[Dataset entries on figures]
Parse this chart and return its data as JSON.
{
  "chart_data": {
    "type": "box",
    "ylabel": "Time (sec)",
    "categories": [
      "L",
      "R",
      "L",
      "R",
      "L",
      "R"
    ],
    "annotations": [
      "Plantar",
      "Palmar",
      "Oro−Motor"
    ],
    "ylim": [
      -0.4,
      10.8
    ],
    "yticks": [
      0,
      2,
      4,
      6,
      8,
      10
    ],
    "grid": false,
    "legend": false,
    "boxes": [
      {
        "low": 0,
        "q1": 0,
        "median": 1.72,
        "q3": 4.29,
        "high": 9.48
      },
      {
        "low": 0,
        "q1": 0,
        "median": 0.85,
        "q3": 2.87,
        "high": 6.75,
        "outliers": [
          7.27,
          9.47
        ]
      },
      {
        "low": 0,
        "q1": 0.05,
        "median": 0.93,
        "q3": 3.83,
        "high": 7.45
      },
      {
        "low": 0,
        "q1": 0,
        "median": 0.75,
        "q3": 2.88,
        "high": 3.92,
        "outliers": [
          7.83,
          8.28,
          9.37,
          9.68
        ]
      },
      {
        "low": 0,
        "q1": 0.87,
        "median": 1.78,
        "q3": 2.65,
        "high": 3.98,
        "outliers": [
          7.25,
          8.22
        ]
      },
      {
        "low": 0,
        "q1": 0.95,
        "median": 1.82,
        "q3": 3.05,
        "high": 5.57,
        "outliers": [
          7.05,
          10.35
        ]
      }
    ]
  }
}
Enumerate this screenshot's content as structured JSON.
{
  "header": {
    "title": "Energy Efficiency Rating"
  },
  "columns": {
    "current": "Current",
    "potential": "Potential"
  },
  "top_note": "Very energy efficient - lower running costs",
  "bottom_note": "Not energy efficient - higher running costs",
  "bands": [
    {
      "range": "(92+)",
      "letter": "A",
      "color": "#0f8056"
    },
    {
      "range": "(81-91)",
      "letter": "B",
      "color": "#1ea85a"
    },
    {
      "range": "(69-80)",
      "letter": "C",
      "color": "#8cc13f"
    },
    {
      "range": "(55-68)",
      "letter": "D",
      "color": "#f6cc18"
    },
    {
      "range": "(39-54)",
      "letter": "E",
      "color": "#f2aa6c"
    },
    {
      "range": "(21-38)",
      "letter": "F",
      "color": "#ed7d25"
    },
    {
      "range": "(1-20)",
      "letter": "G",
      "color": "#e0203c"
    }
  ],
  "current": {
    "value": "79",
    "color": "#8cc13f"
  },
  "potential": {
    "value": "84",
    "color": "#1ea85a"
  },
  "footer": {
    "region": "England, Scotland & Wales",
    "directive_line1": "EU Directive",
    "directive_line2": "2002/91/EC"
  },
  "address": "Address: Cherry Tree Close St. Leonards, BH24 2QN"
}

### What to do
Return all the data exactly as given.

### Exercise response
Parse this chart and return its data as JSON.
{
  "chart_data": {
    "type": "box",
    "ylabel": "Time (sec)",
    "categories": [
      "L",
      "R",
      "L",
      "R",
      "L",
      "R"
    ],
    "annotations": [
      "Plantar",
      "Palmar",
      "Oro−Motor"
    ],
    "ylim": [
      -0.4,
      10.8
    ],
    "yticks": [
      0,
      2,
      4,
      6,
      8,
      10
    ],
    "grid": false,
    "legend": false,
    "boxes": [
      {
        "low": 0,
        "q1": 0,
        "median": 1.72,
        "q3": 4.29,
        "high": 9.48
      },
      {
        "low": 0,
        "q1": 0,
        "median": 0.85,
        "q3": 2.87,
        "high": 6.75,
        "outliers": [
          7.27,
          9.47
        ]
      },
      {
        "low": 0,
        "q1": 0.05,
        "median": 0.93,
        "q3": 3.83,
        "high": 7.45
      },
      {
        "low": 0,
        "q1": 0,
        "median": 0.75,
        "q3": 2.88,
        "high": 3.92,
        "outliers": [
          7.83,
          8.28,
          9.37,
          9.68
        ]
      },
      {
        "low": 0,
        "q1": 0.87,
        "median": 1.78,
        "q3": 2.65,
        "high": 3.98,
        "outliers": [
          7.25,
          8.22
        ]
      },
      {
        "low": 0,
        "q1": 0.95,
        "median": 1.82,
        "q3": 3.05,
        "high": 5.57,
        "outliers": [
          7.05,
          10.35
        ]
      }
    ]
  }
}
Enumerate this screenshot's content as structured JSON.
{
  "header": {
    "title": "Energy Efficiency Rating"
  },
  "columns": {
    "current": "Current",
    "potential": "Potential"
  },
  "top_note": "Very energy efficient - lower running costs",
  "bottom_note": "Not energy efficient - higher running costs",
  "bands": [
    {
      "range": "(92+)",
      "letter": "A",
      "color": "#0f8056"
    },
    {
      "range": "(81-91)",
      "letter": "B",
      "color": "#1ea85a"
    },
    {
      "range": "(69-80)",
      "letter": "C",
      "color": "#8cc13f"
    },
    {
      "range": "(55-68)",
      "letter": "D",
      "color": "#f6cc18"
    },
    {
      "range": "(39-54)",
      "letter": "E",
      "color": "#f2aa6c"
    },
    {
      "range": "(21-38)",
      "letter": "F",
      "color": "#ed7d25"
    },
    {
      "range": "(1-20)",
      "letter": "G",
      "color": "#e0203c"
    }
  ],
  "current": {
    "value": "79",
    "color": "#8cc13f"
  },
  "potential": {
    "value": "84",
    "color": "#1ea85a"
  },
  "footer": {
    "region": "England, Scotland & Wales",
    "directive_line1": "EU Directive",
    "directive_line2": "2002/91/EC"
  },
  "address": "Address: Cherry Tree Close St. Leonards, BH24 2QN"
}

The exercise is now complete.